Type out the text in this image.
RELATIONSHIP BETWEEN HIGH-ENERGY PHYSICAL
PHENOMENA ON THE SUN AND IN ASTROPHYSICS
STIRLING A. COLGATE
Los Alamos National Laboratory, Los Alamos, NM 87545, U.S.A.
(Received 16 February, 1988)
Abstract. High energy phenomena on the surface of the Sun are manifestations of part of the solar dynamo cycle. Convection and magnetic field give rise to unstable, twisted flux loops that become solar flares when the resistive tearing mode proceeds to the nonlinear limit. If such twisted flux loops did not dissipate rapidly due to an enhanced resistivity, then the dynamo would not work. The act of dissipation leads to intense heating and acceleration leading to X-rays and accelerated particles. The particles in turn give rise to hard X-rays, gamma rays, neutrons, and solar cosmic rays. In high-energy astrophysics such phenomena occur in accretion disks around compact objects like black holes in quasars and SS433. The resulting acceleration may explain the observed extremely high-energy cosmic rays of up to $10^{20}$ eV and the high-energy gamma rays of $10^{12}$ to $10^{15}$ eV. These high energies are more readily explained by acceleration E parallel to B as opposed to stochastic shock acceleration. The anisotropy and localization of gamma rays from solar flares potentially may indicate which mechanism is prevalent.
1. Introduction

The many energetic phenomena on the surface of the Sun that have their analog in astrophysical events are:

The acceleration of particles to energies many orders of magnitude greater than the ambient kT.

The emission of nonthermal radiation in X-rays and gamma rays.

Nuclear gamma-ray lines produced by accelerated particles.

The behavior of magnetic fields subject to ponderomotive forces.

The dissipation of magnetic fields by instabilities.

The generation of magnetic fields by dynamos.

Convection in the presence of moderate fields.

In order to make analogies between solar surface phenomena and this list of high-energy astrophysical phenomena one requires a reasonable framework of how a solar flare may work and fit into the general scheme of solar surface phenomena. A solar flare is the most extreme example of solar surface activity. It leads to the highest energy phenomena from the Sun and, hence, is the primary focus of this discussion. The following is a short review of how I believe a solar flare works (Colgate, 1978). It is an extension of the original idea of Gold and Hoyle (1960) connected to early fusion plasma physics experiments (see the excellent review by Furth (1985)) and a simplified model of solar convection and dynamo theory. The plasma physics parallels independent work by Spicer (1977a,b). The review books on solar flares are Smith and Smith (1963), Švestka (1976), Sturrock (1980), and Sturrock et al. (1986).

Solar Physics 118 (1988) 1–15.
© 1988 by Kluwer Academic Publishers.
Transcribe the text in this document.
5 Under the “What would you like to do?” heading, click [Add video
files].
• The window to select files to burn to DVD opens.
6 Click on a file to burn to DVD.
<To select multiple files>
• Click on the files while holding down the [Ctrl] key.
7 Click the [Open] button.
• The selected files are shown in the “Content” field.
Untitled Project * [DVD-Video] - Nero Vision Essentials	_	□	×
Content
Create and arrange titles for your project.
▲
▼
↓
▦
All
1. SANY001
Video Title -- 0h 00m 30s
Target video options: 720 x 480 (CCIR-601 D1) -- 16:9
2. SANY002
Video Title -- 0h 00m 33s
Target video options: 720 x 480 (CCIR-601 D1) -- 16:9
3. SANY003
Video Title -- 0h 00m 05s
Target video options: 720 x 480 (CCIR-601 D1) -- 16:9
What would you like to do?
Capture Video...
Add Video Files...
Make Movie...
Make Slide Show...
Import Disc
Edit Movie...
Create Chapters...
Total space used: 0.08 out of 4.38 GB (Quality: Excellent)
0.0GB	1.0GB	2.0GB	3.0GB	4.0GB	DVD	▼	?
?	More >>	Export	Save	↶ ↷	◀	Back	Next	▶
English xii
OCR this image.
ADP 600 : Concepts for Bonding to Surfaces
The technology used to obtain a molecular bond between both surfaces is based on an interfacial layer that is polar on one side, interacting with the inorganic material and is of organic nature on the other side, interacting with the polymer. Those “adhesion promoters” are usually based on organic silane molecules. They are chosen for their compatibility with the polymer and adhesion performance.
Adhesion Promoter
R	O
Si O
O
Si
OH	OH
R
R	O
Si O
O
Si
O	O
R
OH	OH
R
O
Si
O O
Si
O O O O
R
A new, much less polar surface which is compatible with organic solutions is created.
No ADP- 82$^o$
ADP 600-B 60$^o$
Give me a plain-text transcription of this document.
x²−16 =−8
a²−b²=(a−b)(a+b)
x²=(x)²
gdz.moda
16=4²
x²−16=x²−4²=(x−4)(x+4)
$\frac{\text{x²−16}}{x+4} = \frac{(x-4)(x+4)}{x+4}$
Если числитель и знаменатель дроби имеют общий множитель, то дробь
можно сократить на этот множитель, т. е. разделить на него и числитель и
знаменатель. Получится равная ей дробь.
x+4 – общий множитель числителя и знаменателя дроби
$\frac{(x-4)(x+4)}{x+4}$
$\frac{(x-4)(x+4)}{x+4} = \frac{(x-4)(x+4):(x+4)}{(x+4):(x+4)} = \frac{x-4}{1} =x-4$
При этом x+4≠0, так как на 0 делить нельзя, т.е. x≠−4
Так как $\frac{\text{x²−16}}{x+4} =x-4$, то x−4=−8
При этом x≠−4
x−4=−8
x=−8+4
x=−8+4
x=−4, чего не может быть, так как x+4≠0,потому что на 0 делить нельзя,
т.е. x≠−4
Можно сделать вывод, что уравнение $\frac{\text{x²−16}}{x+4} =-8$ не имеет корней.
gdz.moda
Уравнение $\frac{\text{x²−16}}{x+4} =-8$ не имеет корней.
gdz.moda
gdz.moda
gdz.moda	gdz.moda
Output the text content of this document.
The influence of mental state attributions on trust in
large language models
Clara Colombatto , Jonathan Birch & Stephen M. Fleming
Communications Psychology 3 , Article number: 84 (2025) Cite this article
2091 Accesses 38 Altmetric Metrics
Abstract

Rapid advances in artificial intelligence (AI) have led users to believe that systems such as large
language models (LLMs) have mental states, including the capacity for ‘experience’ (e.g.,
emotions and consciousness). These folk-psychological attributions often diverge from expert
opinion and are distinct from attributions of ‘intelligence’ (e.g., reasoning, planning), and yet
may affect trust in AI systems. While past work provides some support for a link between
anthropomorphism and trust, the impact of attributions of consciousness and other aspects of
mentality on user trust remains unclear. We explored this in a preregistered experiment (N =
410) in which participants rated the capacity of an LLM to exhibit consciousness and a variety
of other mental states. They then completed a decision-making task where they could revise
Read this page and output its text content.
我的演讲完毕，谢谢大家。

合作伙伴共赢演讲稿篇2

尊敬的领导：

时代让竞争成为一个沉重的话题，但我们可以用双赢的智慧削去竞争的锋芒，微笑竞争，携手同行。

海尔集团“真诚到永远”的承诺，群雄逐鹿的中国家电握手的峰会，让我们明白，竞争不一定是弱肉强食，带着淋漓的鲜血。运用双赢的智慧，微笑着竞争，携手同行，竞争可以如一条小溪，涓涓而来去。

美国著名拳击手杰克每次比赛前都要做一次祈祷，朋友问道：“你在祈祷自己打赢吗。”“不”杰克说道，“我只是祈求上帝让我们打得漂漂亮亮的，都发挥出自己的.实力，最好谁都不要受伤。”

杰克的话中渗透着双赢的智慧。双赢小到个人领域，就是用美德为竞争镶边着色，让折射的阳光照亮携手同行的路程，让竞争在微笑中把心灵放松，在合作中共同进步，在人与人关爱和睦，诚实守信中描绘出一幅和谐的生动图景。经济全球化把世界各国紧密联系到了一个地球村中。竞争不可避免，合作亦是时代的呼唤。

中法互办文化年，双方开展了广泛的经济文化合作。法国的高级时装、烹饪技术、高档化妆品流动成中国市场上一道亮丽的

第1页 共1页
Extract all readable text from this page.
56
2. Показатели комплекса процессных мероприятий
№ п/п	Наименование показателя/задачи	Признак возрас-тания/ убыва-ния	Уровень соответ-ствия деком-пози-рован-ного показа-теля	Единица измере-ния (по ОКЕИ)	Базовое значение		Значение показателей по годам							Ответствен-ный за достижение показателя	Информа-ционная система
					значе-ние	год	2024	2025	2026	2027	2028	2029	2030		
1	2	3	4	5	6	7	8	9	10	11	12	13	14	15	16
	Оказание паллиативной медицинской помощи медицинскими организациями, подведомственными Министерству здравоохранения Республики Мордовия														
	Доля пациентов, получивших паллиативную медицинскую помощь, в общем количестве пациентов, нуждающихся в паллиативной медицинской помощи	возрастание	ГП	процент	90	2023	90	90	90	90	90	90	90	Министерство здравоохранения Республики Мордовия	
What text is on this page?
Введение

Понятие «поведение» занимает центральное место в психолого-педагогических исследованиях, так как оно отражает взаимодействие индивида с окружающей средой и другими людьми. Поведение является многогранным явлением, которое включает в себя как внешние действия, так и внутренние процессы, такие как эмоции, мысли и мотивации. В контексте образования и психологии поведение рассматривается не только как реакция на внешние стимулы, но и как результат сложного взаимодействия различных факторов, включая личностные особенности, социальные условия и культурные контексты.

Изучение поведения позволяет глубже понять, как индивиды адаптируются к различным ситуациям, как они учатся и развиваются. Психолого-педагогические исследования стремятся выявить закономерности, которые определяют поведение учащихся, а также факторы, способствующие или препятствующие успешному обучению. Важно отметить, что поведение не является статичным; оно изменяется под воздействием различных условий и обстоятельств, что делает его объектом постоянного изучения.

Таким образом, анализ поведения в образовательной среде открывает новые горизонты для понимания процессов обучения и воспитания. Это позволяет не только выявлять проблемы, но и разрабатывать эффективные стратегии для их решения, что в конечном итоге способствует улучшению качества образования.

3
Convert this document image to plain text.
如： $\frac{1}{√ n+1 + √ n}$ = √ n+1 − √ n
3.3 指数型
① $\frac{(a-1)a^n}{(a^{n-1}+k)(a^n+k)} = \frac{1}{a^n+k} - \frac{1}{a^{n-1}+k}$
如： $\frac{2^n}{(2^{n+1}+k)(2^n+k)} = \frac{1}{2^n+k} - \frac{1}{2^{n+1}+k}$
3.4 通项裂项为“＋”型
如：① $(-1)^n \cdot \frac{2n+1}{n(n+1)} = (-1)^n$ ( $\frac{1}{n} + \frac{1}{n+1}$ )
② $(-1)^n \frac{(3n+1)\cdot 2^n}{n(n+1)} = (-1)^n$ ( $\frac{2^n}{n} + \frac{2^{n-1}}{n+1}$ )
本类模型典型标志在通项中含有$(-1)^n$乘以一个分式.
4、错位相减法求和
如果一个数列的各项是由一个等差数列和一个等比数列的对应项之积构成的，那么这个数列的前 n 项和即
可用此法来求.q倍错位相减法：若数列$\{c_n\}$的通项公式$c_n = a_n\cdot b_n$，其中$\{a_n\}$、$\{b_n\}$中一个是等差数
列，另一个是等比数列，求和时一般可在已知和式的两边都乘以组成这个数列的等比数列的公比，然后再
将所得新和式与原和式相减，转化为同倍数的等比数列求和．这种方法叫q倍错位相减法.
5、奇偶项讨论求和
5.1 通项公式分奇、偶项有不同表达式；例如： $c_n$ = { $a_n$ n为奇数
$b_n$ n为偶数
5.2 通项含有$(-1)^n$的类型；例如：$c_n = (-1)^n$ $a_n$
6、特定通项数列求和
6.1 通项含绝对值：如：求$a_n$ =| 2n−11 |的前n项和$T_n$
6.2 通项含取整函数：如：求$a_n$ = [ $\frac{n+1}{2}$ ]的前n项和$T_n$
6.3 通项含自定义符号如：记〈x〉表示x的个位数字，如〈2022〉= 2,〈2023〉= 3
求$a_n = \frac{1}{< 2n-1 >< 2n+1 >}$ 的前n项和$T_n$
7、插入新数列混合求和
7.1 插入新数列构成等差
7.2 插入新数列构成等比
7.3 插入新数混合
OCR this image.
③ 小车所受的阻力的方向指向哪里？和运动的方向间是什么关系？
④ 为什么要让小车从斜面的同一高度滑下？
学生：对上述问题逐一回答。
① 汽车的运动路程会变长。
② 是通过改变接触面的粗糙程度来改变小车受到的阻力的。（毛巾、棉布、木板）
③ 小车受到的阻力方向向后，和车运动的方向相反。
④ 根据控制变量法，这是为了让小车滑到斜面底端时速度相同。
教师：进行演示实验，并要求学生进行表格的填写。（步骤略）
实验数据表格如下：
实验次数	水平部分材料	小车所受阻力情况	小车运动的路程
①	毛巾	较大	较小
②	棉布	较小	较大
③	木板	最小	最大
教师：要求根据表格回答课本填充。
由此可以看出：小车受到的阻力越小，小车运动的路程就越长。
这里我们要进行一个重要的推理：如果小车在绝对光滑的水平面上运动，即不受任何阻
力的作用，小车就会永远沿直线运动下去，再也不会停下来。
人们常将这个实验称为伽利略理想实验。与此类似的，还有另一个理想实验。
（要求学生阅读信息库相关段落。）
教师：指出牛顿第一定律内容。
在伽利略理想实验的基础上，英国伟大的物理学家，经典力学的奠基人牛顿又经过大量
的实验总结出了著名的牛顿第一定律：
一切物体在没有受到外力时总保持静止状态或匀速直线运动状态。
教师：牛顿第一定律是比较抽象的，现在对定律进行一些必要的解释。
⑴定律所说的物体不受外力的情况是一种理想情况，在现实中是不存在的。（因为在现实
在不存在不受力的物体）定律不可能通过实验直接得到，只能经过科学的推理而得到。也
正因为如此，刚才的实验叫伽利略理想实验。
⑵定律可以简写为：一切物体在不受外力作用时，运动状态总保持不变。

**What is expected:**
Filter the records down to the lines that contain the string "capacity", and copy those lines.

**Task result:**
language models (LLMs) have mental states, including the capacity for ‘experience’ (e.g.,
410) in which participants rated the capacity of an LLM to exhibit consciousness and a variety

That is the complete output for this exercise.